What lines of the data include the string "CHLIEB"? Copy them all.

-- Materials provided start --

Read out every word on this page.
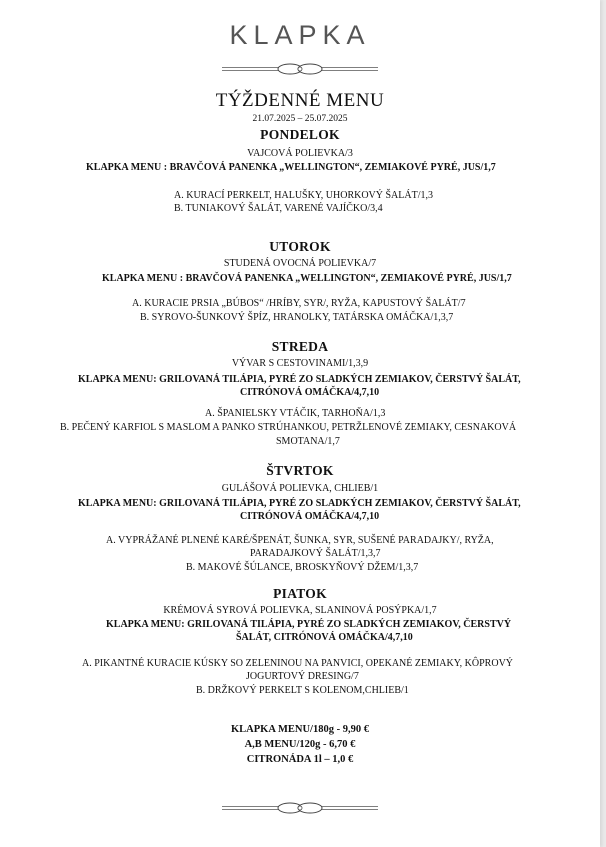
KLAPKA
TÝŽDENNÉ MENU
21.07.2025 – 25.07.2025
PONDELOK
VAJCOVÁ POLIEVKA/3
KLAPKA MENU : BRAVČOVÁ PANENKA „WELLINGTON“, ZEMIAKOVÉ PYRÉ, JUS/1,7
A. KURACÍ PERKELT, HALUŠKY, UHORKOVÝ ŠALÁT/1,3
B. TUNIAKOVÝ ŠALÁT, VARENÉ VAJÍČKO/3,4
UTOROK
STUDENÁ OVOCNÁ POLIEVKA/7
KLAPKA MENU : BRAVČOVÁ PANENKA „WELLINGTON“, ZEMIAKOVÉ PYRÉ, JUS/1,7
A. KURACIE PRSIA „BÚBOS“ /HRÍBY, SYR/, RYŽA, KAPUSTOVÝ ŠALÁT/7
B. SYROVO-ŠUNKOVÝ ŠPÍZ, HRANOLKY, TATÁRSKA OMÁČKA/1,3,7
STREDA
VÝVAR S CESTOVINAMI/1,3,9
KLAPKA MENU: GRILOVANÁ TILÁPIA, PYRÉ ZO SLADKÝCH ZEMIAKOV, ČERSTVÝ ŠALÁT,
CITRÓNOVÁ OMÁČKA/4,7,10
A. ŠPANIELSKY VTÁČIK, TARHOŇA/1,3
B. PEČENÝ KARFIOL S MASLOM A PANKO STRÚHANKOU, PETRŽLENOVÉ ZEMIAKY, CESNAKOVÁ
SMOTANA/1,7
ŠTVRTOK
GULÁŠOVÁ POLIEVKA, CHLIEB/1
KLAPKA MENU: GRILOVANÁ TILÁPIA, PYRÉ ZO SLADKÝCH ZEMIAKOV, ČERSTVÝ ŠALÁT,
CITRÓNOVÁ OMÁČKA/4,7,10
A. VYPRÁŽANÉ PLNENÉ KARÉ/ŠPENÁT, ŠUNKA, SYR, SUŠENÉ PARADAJKY/, RYŽA,
PARADAJKOVÝ ŠALÁT/1,3,7
B. MAKOVÉ ŠÚLANCE, BROSKYŇOVÝ DŽEM/1,3,7
PIATOK
KRÉMOVÁ SYROVÁ POLIEVKA, SLANINOVÁ POSÝPKA/1,7
KLAPKA MENU: GRILOVANÁ TILÁPIA, PYRÉ ZO SLADKÝCH ZEMIAKOV, ČERSTVÝ
ŠALÁT, CITRÓNOVÁ OMÁČKA/4,7,10
A. PIKANTNÉ KURACIE KÚSKY SO ZELENINOU NA PANVICI, OPEKANÉ ZEMIAKY, KÔPROVÝ
JOGURTOVÝ DRESING/7
B. DRŽKOVÝ PERKELT S KOLENOM,CHLIEB/1
KLAPKA MENU/180g - 9,90 €
A,B MENU/120g - 6,70 €
CITRONÁDA 1l – 1,0 €
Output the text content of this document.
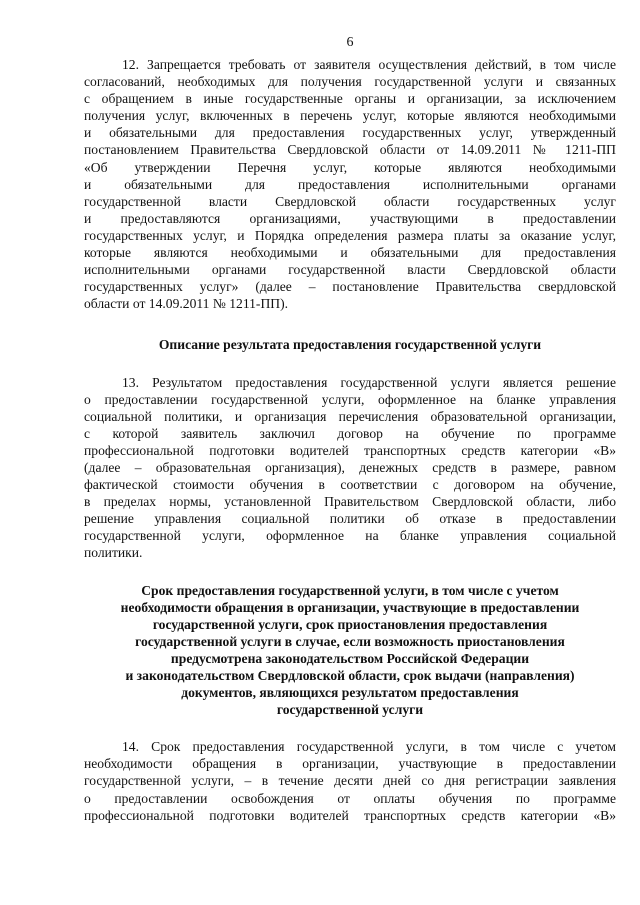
6
12. Запрещается требовать от заявителя осуществления действий, в том числе
согласований, необходимых для получения государственной услуги и связанных
с обращением в иные государственные органы и организации, за исключением
получения услуг, включенных в перечень услуг, которые являются необходимыми
и обязательными для предоставления государственных услуг, утвержденный
постановлением Правительства Свердловской области от 14.09.2011 № 1211-ПП
«Об утверждении Перечня услуг, которые являются необходимыми
и обязательными для предоставления исполнительными органами
государственной власти Свердловской области государственных услуг
и предоставляются организациями, участвующими в предоставлении
государственных услуг, и Порядка определения размера платы за оказание услуг,
которые являются необходимыми и обязательными для предоставления
исполнительными органами государственной власти Свердловской области
государственных услуг» (далее – постановление Правительства свердловской
области от 14.09.2011 № 1211-ПП).
Описание результата предоставления государственной услуги
13. Результатом предоставления государственной услуги является решение
о предоставлении государственной услуги, оформленное на бланке управления
социальной политики, и организация перечисления образовательной организации,
с которой заявитель заключил договор на обучение по программе
профессиональной подготовки водителей транспортных средств категории «В»
(далее – образовательная организация), денежных средств в размере, равном
фактической стоимости обучения в соответствии с договором на обучение,
в пределах нормы, установленной Правительством Свердловской области, либо
решение управления социальной политики об отказе в предоставлении
государственной услуги, оформленное на бланке управления социальной
политики.
Срок предоставления государственной услуги, в том числе с учетом
необходимости обращения в организации, участвующие в предоставлении
государственной услуги, срок приостановления предоставления
государственной услуги в случае, если возможность приостановления
предусмотрена законодательством Российской Федерации
и законодательством Свердловской области, срок выдачи (направления)
документов, являющихся результатом предоставления
государственной услуги
14. Срок предоставления государственной услуги, в том числе с учетом
необходимости обращения в организации, участвующие в предоставлении
государственной услуги, – в течение десяти дней со дня регистрации заявления
о предоставлении освобождения от оплаты обучения по программе
профессиональной подготовки водителей транспортных средств категории «В»
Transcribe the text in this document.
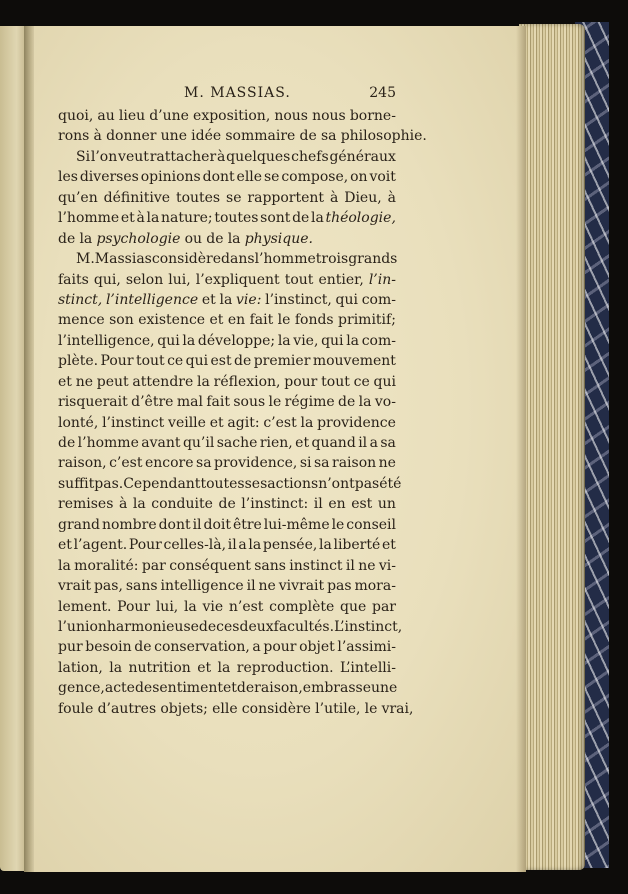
M. MASSIAS.	245
quoi, au lieu d’une exposition, nous nous borne-
rons à donner une idée sommaire de sa philosophie.
Si l’on veut rattacher à quelques chefs généraux
les diverses opinions dont elle se compose, on voit
qu’en définitive toutes se rapportent à Dieu, à
l’homme et à la nature; toutes sont de la théologie,
de la psychologie ou de la physique.
M. Massias considère dans l’homme trois grands
faits qui, selon lui, l’expliquent tout entier, l’in-
stinct, l’intelligence et la vie: l’instinct, qui com-
mence son existence et en fait le fonds primitif;
l’intelligence, qui la développe; la vie, qui la com-
plète. Pour tout ce qui est de premier mouvement
et ne peut attendre la réflexion, pour tout ce qui
risquerait d’être mal fait sous le régime de la vo-
lonté, l’instinct veille et agit: c’est la providence
de l’homme avant qu’il sache rien, et quand il a sa
raison, c’est encore sa providence, si sa raison ne
suffit pas. Cependant toutes ses actions n’ont pas été
remises à la conduite de l’instinct: il en est un
grand nombre dont il doit être lui-même le conseil
et l’agent. Pour celles-là, il a la pensée, la liberté et
la moralité: par conséquent sans instinct il ne vi-
vrait pas, sans intelligence il ne vivrait pas mora-
lement. Pour lui, la vie n’est complète que par
l’union harmonieuse de ces deux facultés. L’instinct,
pur besoin de conservation, a pour objet l’assimi-
lation, la nutrition et la reproduction. L’intelli-
gence, acte de sentiment et de raison, embrasse une
foule d’autres objets; elle considère l’utile, le vrai,
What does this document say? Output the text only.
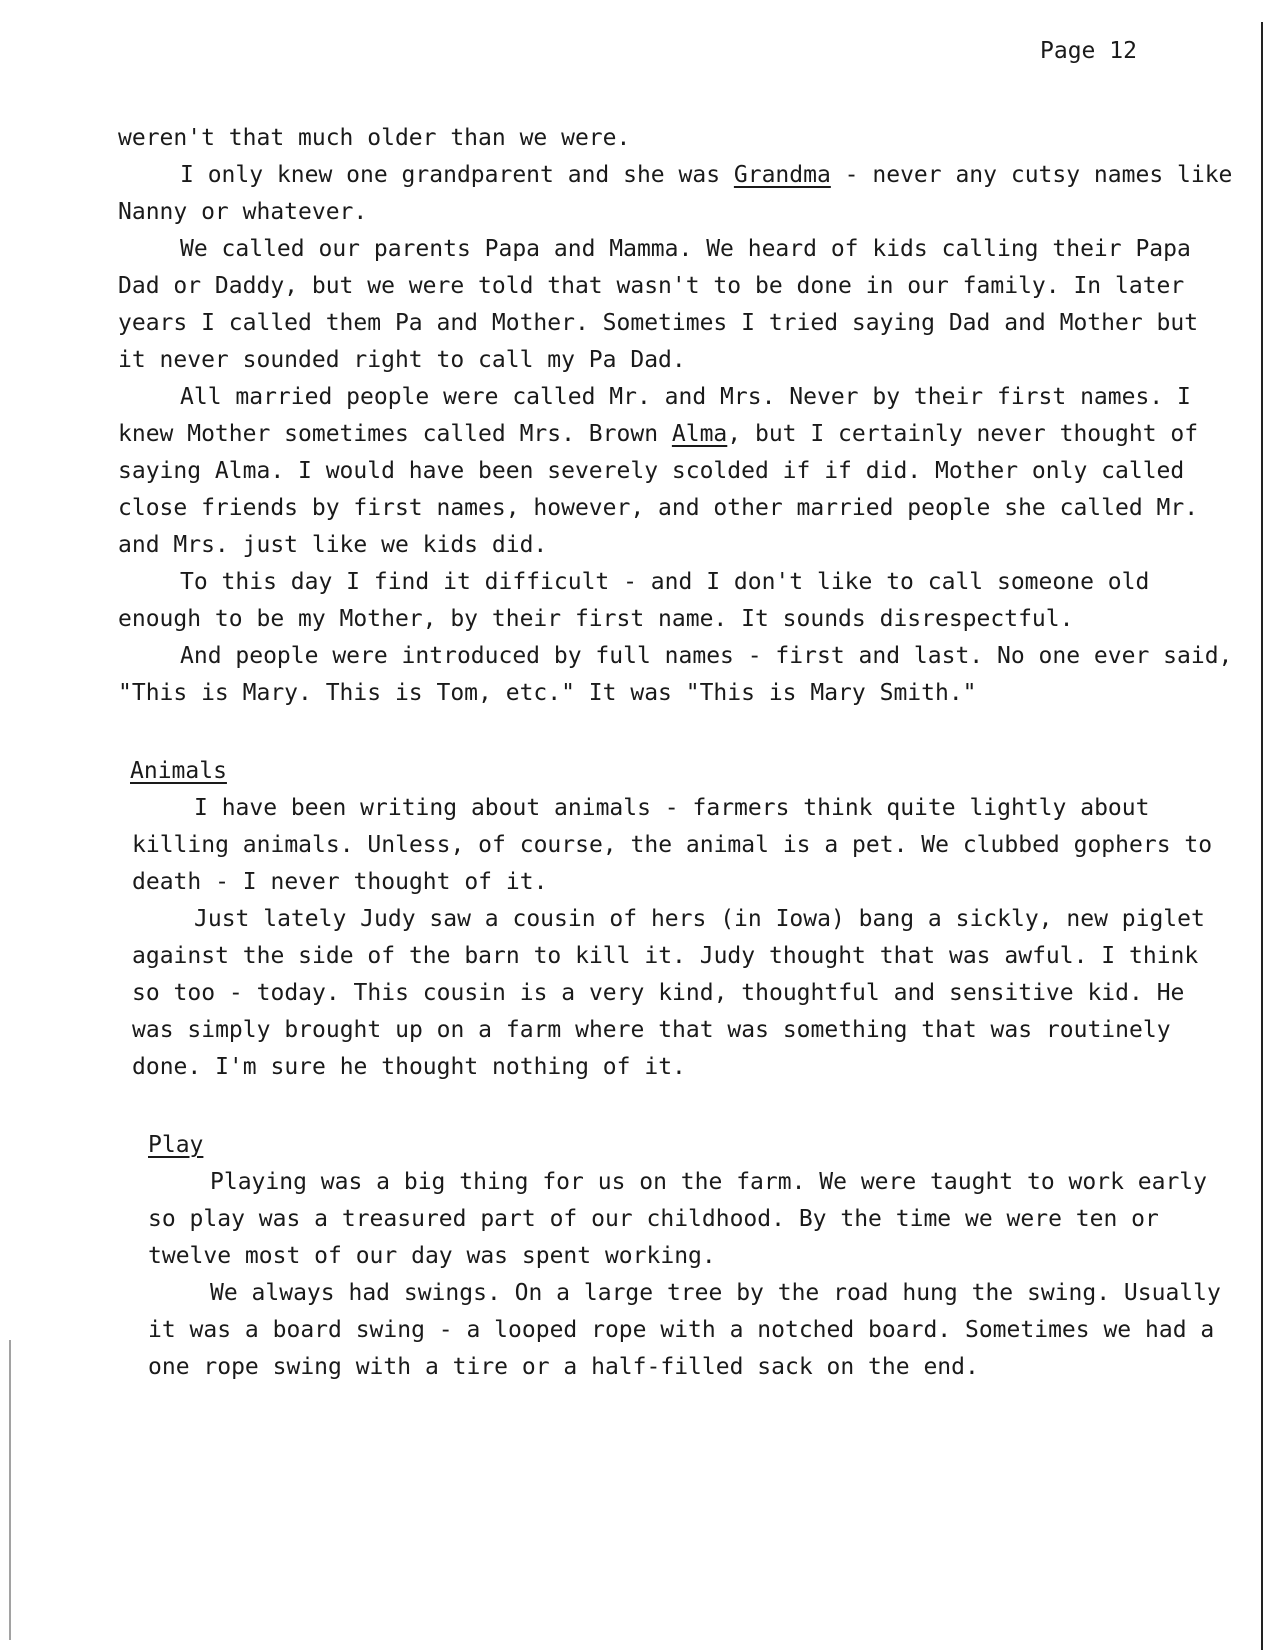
Page 12

weren't that much older than we were.

I only knew one grandparent and she was Grandma - never any cutsy names like Nanny or whatever.

We called our parents Papa and Mamma. We heard of kids calling their Papa Dad or Daddy, but we were told that wasn't to be done in our family. In later years I called them Pa and Mother. Sometimes I tried saying Dad and Mother but it never sounded right to call my Pa Dad.

All married people were called Mr. and Mrs. Never by their first names. I knew Mother sometimes called Mrs. Brown Alma, but I certainly never thought of saying Alma. I would have been severely scolded if if did. Mother only called close friends by first names, however, and other married people she called Mr. and Mrs. just like we kids did.

To this day I find it difficult - and I don't like to call someone old enough to be my Mother, by their first name. It sounds disrespectful.

And people were introduced by full names - first and last. No one ever said, "This is Mary. This is Tom, etc." It was "This is Mary Smith."

Animals

I have been writing about animals - farmers think quite lightly about killing animals. Unless, of course, the animal is a pet. We clubbed gophers to death - I never thought of it.

Just lately Judy saw a cousin of hers (in Iowa) bang a sickly, new piglet against the side of the barn to kill it. Judy thought that was awful. I think so too - today. This cousin is a very kind, thoughtful and sensitive kid. He was simply brought up on a farm where that was something that was routinely done. I'm sure he thought nothing of it.

Play

Playing was a big thing for us on the farm. We were taught to work early so play was a treasured part of our childhood. By the time we were ten or twelve most of our day was spent working.

We always had swings. On a large tree by the road hung the swing. Usually it was a board swing - a looped rope with a notched board. Sometimes we had a one rope swing with a tire or a half-filled sack on the end.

-- Materials provided end --

→ Written reply:
GULÁŠOVÁ POLIEVKA, CHLIEB/1
B. DRŽKOVÝ PERKELT S KOLENOM,CHLIEB/1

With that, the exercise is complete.